▸ **Written task**:
Leave out the pictures and copy everything else in the entries exactly.

▸ **Data for processing**:
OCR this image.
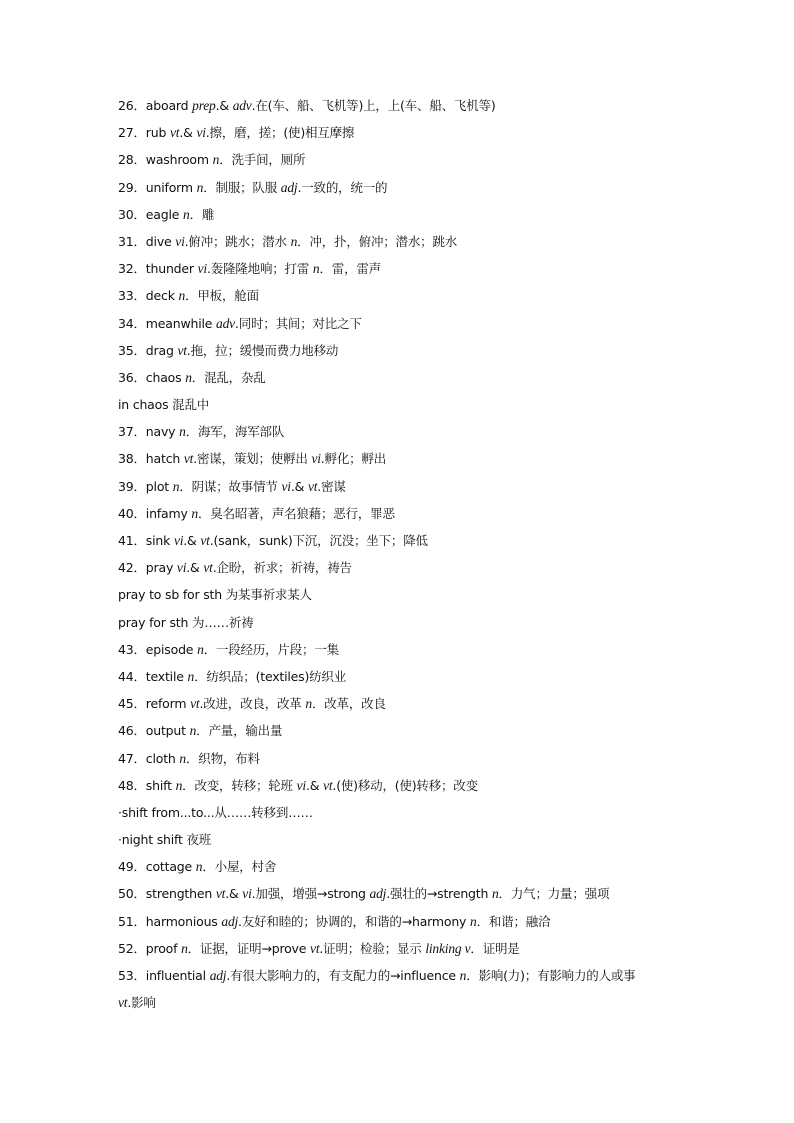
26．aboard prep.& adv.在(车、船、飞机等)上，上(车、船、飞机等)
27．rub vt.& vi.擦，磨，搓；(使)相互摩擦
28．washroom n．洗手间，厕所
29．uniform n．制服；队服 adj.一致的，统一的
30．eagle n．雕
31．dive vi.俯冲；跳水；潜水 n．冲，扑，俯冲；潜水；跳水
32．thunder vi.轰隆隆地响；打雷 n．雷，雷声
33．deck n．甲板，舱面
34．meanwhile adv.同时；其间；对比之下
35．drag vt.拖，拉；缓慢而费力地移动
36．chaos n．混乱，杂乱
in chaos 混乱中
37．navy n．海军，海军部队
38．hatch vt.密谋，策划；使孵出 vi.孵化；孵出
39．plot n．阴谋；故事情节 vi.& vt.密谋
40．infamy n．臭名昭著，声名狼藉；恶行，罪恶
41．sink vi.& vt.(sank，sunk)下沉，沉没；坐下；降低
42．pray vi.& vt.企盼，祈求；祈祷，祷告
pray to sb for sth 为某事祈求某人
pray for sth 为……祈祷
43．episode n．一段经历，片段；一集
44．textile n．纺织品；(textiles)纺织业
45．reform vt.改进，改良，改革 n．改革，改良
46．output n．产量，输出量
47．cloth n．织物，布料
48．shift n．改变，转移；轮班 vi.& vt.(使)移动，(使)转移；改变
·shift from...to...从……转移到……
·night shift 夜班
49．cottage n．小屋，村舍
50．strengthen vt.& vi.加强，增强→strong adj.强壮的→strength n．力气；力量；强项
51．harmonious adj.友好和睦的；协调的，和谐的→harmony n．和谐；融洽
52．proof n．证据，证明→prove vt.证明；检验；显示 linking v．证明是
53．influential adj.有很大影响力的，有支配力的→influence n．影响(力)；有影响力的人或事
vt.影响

▸ **Written answer**:
OCR this image.
26．aboard prep.& adv.在(车、船、飞机等)上，上(车、船、飞机等)
27．rub vt.& vi.擦，磨，搓；(使)相互摩擦
28．washroom n．洗手间，厕所
29．uniform n．制服；队服 adj.一致的，统一的
30．eagle n．雕
31．dive vi.俯冲；跳水；潜水 n．冲，扑，俯冲；潜水；跳水
32．thunder vi.轰隆隆地响；打雷 n．雷，雷声
33．deck n．甲板，舱面
34．meanwhile adv.同时；其间；对比之下
35．drag vt.拖，拉；缓慢而费力地移动
36．chaos n．混乱，杂乱
in chaos 混乱中
37．navy n．海军，海军部队
38．hatch vt.密谋，策划；使孵出 vi.孵化；孵出
39．plot n．阴谋；故事情节 vi.& vt.密谋
40．infamy n．臭名昭著，声名狼藉；恶行，罪恶
41．sink vi.& vt.(sank，sunk)下沉，沉没；坐下；降低
42．pray vi.& vt.企盼，祈求；祈祷，祷告
pray to sb for sth 为某事祈求某人
pray for sth 为……祈祷
43．episode n．一段经历，片段；一集
44．textile n．纺织品；(textiles)纺织业
45．reform vt.改进，改良，改革 n．改革，改良
46．output n．产量，输出量
47．cloth n．织物，布料
48．shift n．改变，转移；轮班 vi.& vt.(使)移动，(使)转移；改变
·shift from...to...从……转移到……
·night shift 夜班
49．cottage n．小屋，村舍
50．strengthen vt.& vi.加强，增强→strong adj.强壮的→strength n．力气；力量；强项
51．harmonious adj.友好和睦的；协调的，和谐的→harmony n．和谐；融洽
52．proof n．证据，证明→prove vt.证明；检验；显示 linking v．证明是
53．influential adj.有很大影响力的，有支配力的→influence n．影响(力)；有影响力的人或事
vt.影响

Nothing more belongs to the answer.